[Saved data entries]
start

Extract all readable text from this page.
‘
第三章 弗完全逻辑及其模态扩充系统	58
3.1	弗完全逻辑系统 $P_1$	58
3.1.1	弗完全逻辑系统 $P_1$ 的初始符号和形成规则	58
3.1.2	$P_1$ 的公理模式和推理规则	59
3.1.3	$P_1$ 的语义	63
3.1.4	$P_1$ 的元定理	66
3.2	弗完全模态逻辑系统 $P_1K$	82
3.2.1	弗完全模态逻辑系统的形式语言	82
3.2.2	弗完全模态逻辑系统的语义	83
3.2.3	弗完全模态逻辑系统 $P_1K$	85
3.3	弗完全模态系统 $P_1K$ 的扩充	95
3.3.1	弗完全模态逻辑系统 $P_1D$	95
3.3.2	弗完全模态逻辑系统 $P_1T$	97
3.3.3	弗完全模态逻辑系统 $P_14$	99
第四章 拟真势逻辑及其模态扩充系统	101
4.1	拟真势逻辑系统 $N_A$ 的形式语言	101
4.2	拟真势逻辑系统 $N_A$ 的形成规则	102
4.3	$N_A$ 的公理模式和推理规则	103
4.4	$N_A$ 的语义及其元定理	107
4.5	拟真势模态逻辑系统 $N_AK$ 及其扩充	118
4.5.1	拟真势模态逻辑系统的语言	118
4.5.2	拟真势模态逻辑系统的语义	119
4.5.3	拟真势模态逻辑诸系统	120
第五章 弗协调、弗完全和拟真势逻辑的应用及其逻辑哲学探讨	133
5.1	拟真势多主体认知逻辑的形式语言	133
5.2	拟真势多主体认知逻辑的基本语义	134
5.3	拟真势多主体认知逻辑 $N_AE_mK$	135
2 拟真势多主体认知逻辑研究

end

◆ Exercise objective
Check each line above for the word "的公理模式和推理规则" and say how many have it, with nothing else.

◆ Solution to the exercise
2